Task description:
Reproduce everything in the forum thread about Marty below from "So many of our" down to "co-written with Kantner.", word for word.

Text shown:
I always felt that he was somewhat guarded… the quiet one. Perhaps that’s because I was one of the noisy ones… I don’t know. It’s probably not for me to say. His commitment to his visions never flagged. He was always relentless in the pursuit of his goals. He wrapped those he loved in sheltering arms. He loved his family. Times come and go but his passion for his music and his art was never diminished. He was the most consummate of artists in a most renaissance way. I always felt that he perceived that each day was a blank canvas waiting to be filled.

It was fortuitous that we were able to stay connected in a loose way over the years. He and his friends graced our stage at the Fur Peace Station in Ohio and he was able to join us at the Beacon Theater in NYC the year we celebrated Jack’s 70th birthday.

Very good stuff!

Coming to grips with reality is a process that starts at birth. I am always stunned when one of my friends passes and yet, it would seem that at some point we will all take that journey. It’s almost like, ‘How can this be? There are things I need to say.’ There were indeed things I needed to say and the fault for that lack lies on me and me alone. I don’t think any of us really think that we will live forever yet often that thought lies dormant in the back of our minds. At my age my world is starting to be surrounded by passing. I will miss my friends who rest on the banks of the River Of Time and I am reminded to make the most of every moment as I am swept downstream! Marty’s passing reaffirms the power of love, the power of family, the power of possibilities.

So many of our brothers and sister from that time are gone. Skip Spence, Spencer Dryden, Joey Covington, Paul Kantner, Signe Anderson and now Marty have all joined the Heavenly Band as Rev. Davis would say.

We were young together. I would like to think we made a difference. As for Grace Slick, Jack Casady and myself…

Now we are three…"


----------



## Room2201974 (Jan 23, 2018)

I am saddened to hear this news. I liked Marty's songs and his voice had a plaintive edge to it that compelled you to listen. The blending of his voice with Kantner and Slick was unique, different than any other harmony of the time. _Caroline_, _Fantastic Plastic Lover_, _Miracles_ - all really good songs. My favorite has always been _Today_, co-written with Kantner.

Data segment:
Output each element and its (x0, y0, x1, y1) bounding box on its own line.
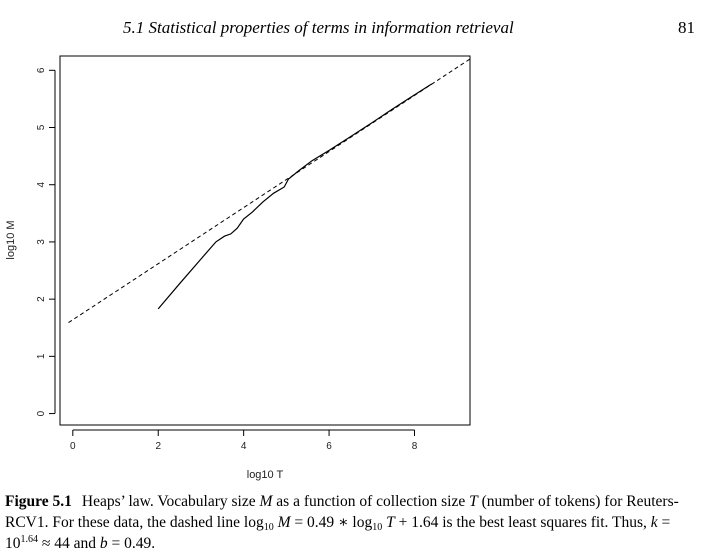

Task answer:
So many of our brothers and sister from that time are gone. Skip Spence, Spencer Dryden, Joey Covington, Paul Kantner, Signe Anderson and now Marty have all joined the Heavenly Band as Rev. Davis would say.

We were young together. I would like to think we made a difference. As for Grace Slick, Jack Casady and myself…

Now we are three…"


----------



## Room2201974 (Jan 23, 2018)

I am saddened to hear this news. I liked Marty's songs and his voice had a plaintive edge to it that compelled you to listen. The blending of his voice with Kantner and Slick was unique, different than any other harmony of the time. _Caroline_, _Fantastic Plastic Lover_, _Miracles_ - all really good songs. My favorite has always been _Today_, co-written with Kantner.